:: Goal ::
Wherever "Matters" appears in a line, list that line.
--- Recorded information ---
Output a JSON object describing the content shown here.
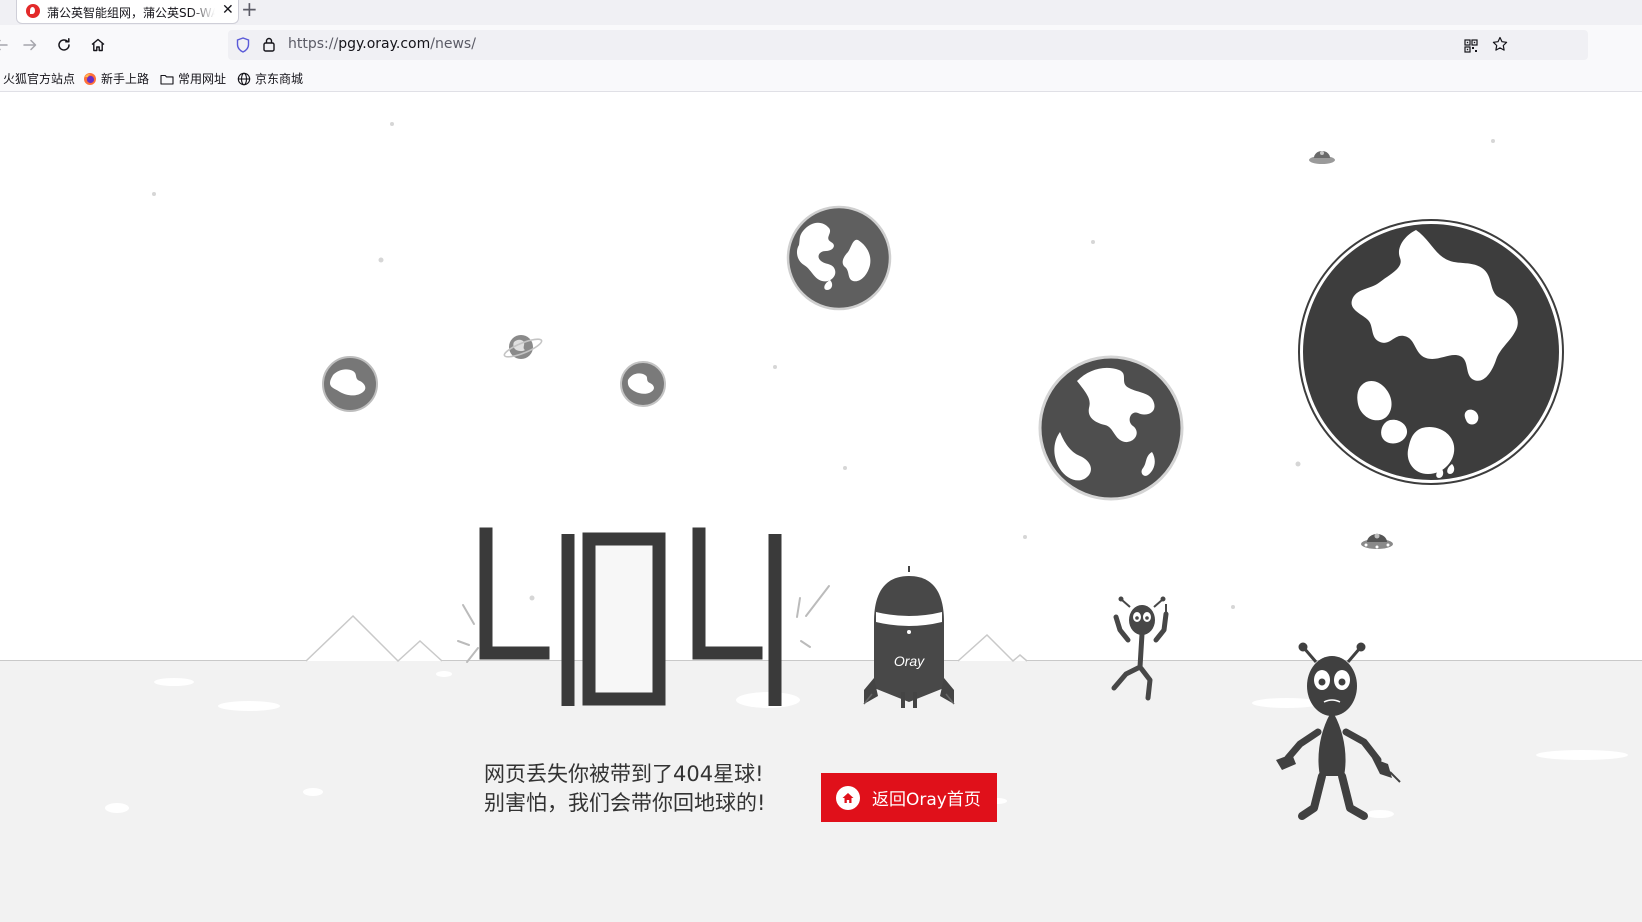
{
  "browser": {
    "tab": {
      "title": "蒲公英智能组网，蒲公英SD-WAN"
    },
    "url": {
      "scheme": "https://",
      "host": "pgy.oray.com",
      "path": "/news/"
    },
    "bookmarks": [
      {
        "label": "火狐官方站点",
        "icon": "firefox-site-icon"
      },
      {
        "label": "新手上路",
        "icon": "firefox-icon"
      },
      {
        "label": "常用网址",
        "icon": "folder-icon"
      },
      {
        "label": "京东商城",
        "icon": "globe-icon"
      }
    ]
  },
  "page": {
    "error_code": "404",
    "message_line1": "网页丢失你被带到了404星球!",
    "message_line2": "别害怕，我们会带你回地球的!",
    "home_button_label": "返回Oray首页",
    "rocket_brand": "Oray",
    "colors": {
      "accent": "#e0101a",
      "illustration": "#3c3c3c",
      "ground": "#f2f2f2"
    }
  }
}
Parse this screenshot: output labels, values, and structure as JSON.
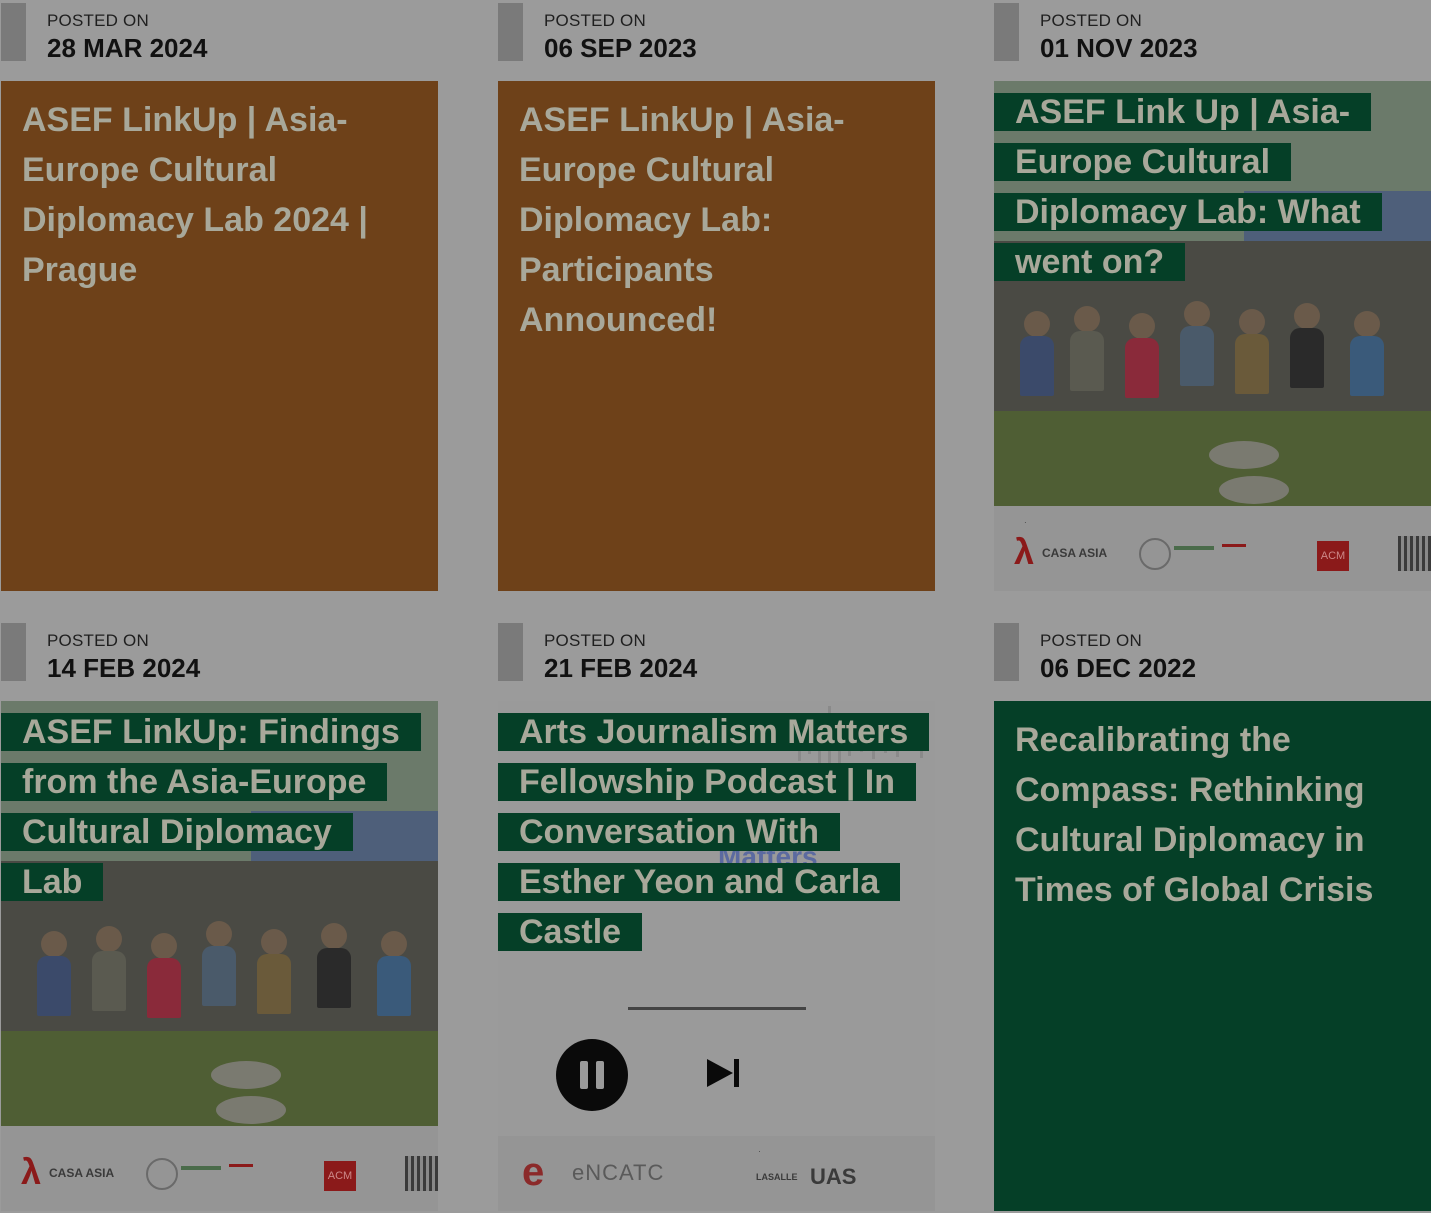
{
  "cards": [
    {
      "posted_label": "POSTED ON",
      "date": "28 MAR 2024",
      "title": "ASEF LinkUp | Asia-Europe Cultural Diplomacy Lab 2024 | Prague",
      "style": "brown"
    },
    {
      "posted_label": "POSTED ON",
      "date": "06 SEP 2023",
      "title": "ASEF LinkUp | Asia-Europe Cultural Diplomacy Lab: Participants Announced!",
      "style": "brown"
    },
    {
      "posted_label": "POSTED ON",
      "date": "01 NOV 2023",
      "title": "ASEF Link Up | Asia-Europe Cultural Diplomacy Lab: What went on?",
      "style": "photo",
      "image_logos": [
        "CASA ASIA",
        "ACM"
      ]
    },
    {
      "posted_label": "POSTED ON",
      "date": "14 FEB 2024",
      "title": "ASEF LinkUp: Findings from the Asia-Europe Cultural Diplomacy Lab",
      "style": "photo",
      "image_logos": [
        "CASA ASIA",
        "ACM"
      ]
    },
    {
      "posted_label": "POSTED ON",
      "date": "21 FEB 2024",
      "title": "Arts Journalism Matters Fellowship Podcast | In Conversation With Esther Yeon and Carla Castle",
      "style": "podcast",
      "image_logos": [
        "eNCATC",
        "LASALLE",
        "UAS"
      ],
      "image_text": "Matters"
    },
    {
      "posted_label": "POSTED ON",
      "date": "06 DEC 2022",
      "title": "Recalibrating the Compass: Rethinking Cultural Diplomacy in Times of Global Crisis",
      "style": "green"
    }
  ],
  "colors": {
    "overlay_bg": "#9b9b9b",
    "brown_panel": "#6e4119",
    "green_panel": "#053f27",
    "title_text": "#a8a89a"
  },
  "icons": [
    "pause-icon",
    "skip-next-icon"
  ]
}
---
:: Result for this exercise ::
      "title": "Arts Journalism Matters Fellowship Podcast | In Conversation With Esther Yeon and Carla Castle",
      "image_text": "Matters"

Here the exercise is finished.